* OBJECTIVE
Check each line of the data for "such" and select those that have it.

* RECORDS PROVIDED
** start **
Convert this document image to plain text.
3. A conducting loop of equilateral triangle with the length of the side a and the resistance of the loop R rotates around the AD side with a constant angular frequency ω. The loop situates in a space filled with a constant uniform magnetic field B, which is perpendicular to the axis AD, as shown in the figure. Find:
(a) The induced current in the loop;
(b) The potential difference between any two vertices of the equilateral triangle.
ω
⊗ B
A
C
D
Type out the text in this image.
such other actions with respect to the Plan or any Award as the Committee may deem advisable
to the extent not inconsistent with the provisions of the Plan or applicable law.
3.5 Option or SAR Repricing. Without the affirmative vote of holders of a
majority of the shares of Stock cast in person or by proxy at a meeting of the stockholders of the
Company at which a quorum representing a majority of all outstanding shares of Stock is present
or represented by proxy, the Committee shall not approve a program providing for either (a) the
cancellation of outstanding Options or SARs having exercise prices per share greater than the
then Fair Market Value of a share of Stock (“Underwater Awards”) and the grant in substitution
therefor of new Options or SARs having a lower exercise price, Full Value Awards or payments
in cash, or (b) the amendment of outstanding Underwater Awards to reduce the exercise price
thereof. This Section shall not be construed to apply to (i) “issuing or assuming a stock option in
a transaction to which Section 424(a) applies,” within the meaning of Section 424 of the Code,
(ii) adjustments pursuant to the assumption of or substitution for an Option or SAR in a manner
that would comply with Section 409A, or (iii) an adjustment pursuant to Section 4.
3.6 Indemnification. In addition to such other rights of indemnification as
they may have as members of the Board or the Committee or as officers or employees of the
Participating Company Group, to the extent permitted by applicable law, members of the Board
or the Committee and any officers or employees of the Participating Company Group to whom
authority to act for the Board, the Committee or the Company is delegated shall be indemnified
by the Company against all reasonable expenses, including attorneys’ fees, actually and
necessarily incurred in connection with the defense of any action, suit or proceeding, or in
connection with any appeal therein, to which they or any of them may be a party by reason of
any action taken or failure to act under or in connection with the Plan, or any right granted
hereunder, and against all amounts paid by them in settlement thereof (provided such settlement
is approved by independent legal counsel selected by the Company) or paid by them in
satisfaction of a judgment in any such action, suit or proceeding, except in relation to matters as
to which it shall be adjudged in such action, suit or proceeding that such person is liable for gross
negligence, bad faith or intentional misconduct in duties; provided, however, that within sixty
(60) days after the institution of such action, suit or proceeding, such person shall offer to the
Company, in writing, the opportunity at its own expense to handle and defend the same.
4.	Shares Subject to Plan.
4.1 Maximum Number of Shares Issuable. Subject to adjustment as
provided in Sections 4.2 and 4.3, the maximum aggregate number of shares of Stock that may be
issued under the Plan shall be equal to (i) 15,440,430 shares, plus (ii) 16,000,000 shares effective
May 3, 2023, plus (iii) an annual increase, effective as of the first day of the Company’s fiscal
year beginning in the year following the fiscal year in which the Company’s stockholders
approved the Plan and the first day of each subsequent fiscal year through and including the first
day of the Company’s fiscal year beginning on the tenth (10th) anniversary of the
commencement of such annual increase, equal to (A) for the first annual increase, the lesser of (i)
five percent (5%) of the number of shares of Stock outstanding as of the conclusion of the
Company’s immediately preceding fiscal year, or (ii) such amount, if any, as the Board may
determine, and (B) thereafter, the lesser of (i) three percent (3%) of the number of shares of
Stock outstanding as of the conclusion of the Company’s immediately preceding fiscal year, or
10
** end **
* OUTPUT BELOW
such other actions with respect to the Plan or any Award as the Committee may deem advisable
3.6 Indemnification. In addition to such other rights of indemnification as
hereunder, and against all amounts paid by them in settlement thereof (provided such settlement
satisfaction of a judgment in any such action, suit or proceeding, except in relation to matters as
to which it shall be adjudged in such action, suit or proceeding that such person is liable for gross
(60) days after the institution of such action, suit or proceeding, such person shall offer to the
commencement of such annual increase, equal to (A) for the first annual increase, the lesser of (i)
Company’s immediately preceding fiscal year, or (ii) such amount, if any, as the Board may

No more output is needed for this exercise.